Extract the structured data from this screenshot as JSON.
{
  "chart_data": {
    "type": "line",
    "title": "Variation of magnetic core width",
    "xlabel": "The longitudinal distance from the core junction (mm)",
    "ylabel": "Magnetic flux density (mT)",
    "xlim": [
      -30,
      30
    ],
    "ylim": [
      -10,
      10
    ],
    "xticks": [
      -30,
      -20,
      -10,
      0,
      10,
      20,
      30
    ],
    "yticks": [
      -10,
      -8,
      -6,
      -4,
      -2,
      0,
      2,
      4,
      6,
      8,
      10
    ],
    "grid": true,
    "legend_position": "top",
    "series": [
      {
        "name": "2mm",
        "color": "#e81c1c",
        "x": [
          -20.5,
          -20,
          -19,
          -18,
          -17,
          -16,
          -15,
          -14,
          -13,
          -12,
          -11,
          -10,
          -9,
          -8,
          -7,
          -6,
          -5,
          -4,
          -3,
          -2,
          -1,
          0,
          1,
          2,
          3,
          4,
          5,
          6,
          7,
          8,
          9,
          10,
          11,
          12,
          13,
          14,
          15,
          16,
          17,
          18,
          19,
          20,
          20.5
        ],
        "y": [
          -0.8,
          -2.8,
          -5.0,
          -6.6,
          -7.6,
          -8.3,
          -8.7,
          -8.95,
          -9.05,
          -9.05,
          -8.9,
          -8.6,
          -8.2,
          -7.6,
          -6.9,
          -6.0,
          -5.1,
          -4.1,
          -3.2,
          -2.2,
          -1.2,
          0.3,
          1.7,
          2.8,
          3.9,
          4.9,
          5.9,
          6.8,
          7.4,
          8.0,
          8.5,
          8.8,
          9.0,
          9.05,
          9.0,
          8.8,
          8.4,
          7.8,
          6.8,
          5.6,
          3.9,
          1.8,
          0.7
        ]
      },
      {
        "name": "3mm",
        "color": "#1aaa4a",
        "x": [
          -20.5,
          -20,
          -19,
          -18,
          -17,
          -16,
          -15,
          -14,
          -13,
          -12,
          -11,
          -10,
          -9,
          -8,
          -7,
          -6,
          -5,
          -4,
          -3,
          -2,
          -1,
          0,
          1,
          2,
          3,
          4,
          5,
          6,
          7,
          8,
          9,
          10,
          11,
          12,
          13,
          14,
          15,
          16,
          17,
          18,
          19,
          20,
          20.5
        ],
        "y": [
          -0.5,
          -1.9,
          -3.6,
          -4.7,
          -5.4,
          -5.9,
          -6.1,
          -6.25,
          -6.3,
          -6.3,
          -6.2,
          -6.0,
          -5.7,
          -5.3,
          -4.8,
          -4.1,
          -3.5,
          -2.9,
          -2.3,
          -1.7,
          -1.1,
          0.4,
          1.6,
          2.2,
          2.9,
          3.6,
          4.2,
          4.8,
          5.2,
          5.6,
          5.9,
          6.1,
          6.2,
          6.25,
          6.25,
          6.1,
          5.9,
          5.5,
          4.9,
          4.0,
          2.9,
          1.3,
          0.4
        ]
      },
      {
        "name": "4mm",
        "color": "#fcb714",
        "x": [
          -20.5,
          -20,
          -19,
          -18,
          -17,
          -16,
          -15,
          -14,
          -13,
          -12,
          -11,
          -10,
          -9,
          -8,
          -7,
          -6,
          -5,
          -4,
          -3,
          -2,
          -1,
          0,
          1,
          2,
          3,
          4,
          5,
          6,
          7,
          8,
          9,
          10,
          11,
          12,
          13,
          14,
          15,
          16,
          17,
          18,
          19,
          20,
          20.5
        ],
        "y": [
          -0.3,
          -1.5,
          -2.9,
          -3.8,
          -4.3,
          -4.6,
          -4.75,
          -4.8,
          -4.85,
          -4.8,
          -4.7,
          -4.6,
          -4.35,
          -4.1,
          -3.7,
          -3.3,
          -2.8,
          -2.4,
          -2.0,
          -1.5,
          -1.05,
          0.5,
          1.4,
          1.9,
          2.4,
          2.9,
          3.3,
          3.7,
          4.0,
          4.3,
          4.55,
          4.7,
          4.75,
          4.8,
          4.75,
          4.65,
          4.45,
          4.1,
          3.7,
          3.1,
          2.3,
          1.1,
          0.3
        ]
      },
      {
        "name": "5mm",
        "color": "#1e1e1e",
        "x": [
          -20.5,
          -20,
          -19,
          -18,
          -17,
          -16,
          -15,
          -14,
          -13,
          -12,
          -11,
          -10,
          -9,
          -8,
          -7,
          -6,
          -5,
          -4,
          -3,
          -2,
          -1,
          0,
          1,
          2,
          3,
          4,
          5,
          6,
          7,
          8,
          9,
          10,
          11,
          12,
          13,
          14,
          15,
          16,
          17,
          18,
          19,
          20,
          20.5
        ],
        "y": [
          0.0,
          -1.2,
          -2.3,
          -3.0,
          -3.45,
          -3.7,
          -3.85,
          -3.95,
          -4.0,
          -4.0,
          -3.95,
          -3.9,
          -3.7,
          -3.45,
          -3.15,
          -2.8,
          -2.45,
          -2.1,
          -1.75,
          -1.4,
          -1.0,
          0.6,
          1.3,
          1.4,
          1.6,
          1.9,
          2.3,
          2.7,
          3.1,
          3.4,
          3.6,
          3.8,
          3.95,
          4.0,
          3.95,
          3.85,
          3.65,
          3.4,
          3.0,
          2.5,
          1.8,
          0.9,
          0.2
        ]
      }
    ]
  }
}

- [Job] Report the number of lines in the entries above that include the word "core" and add nothing to it.

- [Solution to this problem] 2